● **Directions for this task**:
Retype each entry below exactly as it stands.

++++ Material for the task

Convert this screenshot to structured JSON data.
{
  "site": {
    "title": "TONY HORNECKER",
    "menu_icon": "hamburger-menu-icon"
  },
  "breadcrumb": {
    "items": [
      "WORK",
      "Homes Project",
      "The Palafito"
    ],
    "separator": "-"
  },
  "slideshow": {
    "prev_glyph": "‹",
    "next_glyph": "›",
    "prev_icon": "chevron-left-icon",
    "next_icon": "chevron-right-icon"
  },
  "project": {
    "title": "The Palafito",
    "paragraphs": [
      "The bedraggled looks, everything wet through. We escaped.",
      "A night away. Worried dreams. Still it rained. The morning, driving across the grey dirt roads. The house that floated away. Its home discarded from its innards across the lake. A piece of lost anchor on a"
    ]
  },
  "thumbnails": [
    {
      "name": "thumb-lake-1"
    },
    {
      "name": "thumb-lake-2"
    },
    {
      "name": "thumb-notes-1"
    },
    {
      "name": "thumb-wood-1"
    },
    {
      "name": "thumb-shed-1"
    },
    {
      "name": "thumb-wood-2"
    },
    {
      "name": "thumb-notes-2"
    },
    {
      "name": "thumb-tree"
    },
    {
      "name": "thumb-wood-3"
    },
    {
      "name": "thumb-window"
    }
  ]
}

++++++++

● **Expected answer**:
Convert this screenshot to structured JSON data.
{
  "site": {
    "title": "TONY HORNECKER",
    "menu_icon": "hamburger-menu-icon"
  },
  "breadcrumb": {
    "items": [
      "WORK",
      "Homes Project",
      "The Palafito"
    ],
    "separator": "-"
  },
  "slideshow": {
    "prev_glyph": "‹",
    "next_glyph": "›",
    "prev_icon": "chevron-left-icon",
    "next_icon": "chevron-right-icon"
  },
  "project": {
    "title": "The Palafito",
    "paragraphs": [
      "The bedraggled looks, everything wet through. We escaped.",
      "A night away. Worried dreams. Still it rained. The morning, driving across the grey dirt roads. The house that floated away. Its home discarded from its innards across the lake. A piece of lost anchor on a"
    ]
  },
  "thumbnails": [
    {
      "name": "thumb-lake-1"
    },
    {
      "name": "thumb-lake-2"
    },
    {
      "name": "thumb-notes-1"
    },
    {
      "name": "thumb-wood-1"
    },
    {
      "name": "thumb-shed-1"
    },
    {
      "name": "thumb-wood-2"
    },
    {
      "name": "thumb-notes-2"
    },
    {
      "name": "thumb-tree"
    },
    {
      "name": "thumb-wood-3"
    },
    {
      "name": "thumb-window"
    }
  ]
}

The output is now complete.